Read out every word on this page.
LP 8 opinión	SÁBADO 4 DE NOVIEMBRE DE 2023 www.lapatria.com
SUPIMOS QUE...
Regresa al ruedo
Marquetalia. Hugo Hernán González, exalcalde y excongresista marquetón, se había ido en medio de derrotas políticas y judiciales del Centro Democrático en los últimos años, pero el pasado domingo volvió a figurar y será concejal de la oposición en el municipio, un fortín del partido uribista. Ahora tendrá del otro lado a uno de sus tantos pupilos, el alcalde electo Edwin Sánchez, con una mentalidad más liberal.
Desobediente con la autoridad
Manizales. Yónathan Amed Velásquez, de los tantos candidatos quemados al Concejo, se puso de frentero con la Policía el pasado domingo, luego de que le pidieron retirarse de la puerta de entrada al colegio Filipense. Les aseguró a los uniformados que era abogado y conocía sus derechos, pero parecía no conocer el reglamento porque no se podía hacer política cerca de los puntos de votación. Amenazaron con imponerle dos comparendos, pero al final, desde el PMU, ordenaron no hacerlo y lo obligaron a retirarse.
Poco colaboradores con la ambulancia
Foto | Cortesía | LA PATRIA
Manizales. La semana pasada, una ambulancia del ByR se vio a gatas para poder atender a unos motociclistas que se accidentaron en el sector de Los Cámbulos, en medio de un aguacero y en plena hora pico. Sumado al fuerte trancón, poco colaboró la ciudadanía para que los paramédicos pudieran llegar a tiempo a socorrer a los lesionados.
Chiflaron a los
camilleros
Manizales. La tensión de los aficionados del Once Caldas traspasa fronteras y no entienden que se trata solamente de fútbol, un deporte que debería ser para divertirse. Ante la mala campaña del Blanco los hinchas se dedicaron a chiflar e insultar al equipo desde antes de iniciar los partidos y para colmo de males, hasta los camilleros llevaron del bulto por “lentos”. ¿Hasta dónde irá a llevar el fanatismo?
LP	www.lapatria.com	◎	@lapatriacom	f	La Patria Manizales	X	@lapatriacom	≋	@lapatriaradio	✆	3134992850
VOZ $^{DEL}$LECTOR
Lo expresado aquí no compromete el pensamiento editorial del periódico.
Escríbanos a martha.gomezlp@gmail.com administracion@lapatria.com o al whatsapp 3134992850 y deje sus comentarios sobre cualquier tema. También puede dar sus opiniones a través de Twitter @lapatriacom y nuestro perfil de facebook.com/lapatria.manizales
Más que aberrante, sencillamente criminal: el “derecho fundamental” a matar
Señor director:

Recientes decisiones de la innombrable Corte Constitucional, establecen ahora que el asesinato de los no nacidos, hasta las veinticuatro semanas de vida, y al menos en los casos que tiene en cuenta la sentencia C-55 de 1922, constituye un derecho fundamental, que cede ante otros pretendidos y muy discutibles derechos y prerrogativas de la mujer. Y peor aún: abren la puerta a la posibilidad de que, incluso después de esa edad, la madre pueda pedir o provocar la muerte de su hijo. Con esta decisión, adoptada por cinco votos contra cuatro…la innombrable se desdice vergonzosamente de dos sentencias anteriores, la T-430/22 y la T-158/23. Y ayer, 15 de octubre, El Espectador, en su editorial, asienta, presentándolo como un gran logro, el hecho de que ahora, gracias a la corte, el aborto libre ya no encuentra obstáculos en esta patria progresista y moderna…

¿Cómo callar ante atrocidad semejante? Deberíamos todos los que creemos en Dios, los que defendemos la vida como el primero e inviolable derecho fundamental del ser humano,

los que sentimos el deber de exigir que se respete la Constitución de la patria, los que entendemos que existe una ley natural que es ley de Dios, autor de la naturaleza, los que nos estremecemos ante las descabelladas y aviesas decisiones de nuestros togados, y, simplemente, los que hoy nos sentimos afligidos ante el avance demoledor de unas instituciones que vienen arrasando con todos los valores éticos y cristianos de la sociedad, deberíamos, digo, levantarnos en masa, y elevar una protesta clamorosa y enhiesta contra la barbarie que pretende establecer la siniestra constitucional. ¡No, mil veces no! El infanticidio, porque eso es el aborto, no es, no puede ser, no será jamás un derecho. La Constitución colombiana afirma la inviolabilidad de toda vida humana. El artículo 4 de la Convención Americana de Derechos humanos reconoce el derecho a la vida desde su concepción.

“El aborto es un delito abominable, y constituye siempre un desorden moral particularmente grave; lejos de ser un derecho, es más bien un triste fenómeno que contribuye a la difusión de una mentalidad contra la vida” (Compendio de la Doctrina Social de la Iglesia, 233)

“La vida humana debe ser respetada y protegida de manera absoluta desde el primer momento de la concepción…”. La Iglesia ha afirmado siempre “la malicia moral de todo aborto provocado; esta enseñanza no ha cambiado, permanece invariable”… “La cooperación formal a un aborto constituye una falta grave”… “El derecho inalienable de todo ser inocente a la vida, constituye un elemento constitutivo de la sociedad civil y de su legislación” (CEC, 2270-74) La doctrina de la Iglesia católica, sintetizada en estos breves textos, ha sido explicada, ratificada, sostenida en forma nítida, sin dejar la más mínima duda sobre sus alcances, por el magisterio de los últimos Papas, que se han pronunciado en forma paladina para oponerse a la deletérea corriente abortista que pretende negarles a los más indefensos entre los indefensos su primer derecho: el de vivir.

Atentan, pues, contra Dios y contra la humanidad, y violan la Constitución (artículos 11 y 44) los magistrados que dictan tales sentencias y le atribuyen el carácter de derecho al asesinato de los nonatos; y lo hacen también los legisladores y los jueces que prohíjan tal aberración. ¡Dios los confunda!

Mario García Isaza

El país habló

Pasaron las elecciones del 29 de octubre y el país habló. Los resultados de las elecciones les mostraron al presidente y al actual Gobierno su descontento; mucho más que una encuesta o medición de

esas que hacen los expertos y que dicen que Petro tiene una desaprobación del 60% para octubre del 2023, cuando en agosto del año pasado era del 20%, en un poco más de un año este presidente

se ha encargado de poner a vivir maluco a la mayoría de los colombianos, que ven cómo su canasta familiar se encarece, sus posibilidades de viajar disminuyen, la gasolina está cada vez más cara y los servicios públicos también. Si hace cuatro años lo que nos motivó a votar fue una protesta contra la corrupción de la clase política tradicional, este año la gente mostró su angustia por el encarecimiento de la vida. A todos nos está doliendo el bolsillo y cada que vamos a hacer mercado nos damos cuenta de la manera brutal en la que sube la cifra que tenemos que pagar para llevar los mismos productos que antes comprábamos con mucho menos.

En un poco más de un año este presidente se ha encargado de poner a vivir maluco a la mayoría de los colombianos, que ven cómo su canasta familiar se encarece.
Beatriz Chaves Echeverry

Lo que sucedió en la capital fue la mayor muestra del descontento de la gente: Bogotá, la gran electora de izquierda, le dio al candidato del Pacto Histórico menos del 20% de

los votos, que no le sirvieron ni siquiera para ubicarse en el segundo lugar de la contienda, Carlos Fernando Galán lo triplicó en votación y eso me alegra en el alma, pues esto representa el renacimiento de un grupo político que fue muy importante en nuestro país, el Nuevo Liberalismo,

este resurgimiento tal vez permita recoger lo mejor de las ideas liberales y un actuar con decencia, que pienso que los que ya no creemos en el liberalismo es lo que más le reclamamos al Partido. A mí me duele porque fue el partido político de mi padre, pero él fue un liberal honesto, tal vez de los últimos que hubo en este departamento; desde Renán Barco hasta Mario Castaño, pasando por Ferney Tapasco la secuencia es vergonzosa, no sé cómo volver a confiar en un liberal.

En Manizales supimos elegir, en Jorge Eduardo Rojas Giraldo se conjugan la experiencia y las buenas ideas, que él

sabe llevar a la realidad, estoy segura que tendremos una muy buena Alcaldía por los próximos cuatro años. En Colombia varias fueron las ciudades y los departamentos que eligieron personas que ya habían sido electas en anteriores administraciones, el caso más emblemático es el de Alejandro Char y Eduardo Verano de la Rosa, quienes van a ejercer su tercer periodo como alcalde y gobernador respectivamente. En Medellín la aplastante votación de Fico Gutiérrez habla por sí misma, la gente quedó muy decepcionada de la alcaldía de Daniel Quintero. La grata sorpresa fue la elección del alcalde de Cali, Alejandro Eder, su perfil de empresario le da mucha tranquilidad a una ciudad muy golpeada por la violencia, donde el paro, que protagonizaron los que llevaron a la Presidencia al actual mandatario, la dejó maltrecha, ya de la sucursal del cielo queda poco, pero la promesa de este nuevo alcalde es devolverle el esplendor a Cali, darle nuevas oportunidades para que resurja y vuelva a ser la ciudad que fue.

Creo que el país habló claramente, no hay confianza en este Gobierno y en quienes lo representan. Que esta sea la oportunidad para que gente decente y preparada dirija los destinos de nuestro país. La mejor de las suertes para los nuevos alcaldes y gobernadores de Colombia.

+ + + + + + +

● **Exercise instructions**
Search the entries for the word "colombianos", then gather every line that has it.

● **Problem solution**
se ha encargado de poner a vivir maluco a la mayoría de los colombianos, que ven cómo su canasta familiar se encarece, sus posibilidades de viajar disminuyen, la gasolina está cada vez más cara y los servicios públicos también. Si hace cuatro años lo que nos motivó a votar fue una protesta contra la corrupción de la clase política tradicional, este año la gente mostró su angustia por el encarecimiento de la vida. A todos nos está doliendo el bolsillo y cada que vamos a hacer mercado nos damos cuenta de la manera brutal en la que sube la cifra que tenemos que pagar para llevar los mismos productos que antes comprábamos con mucho menos.
En un poco más de un año este presidente se ha encargado de poner a vivir maluco a la mayoría de los colombianos, que ven cómo su canasta familiar se encarece.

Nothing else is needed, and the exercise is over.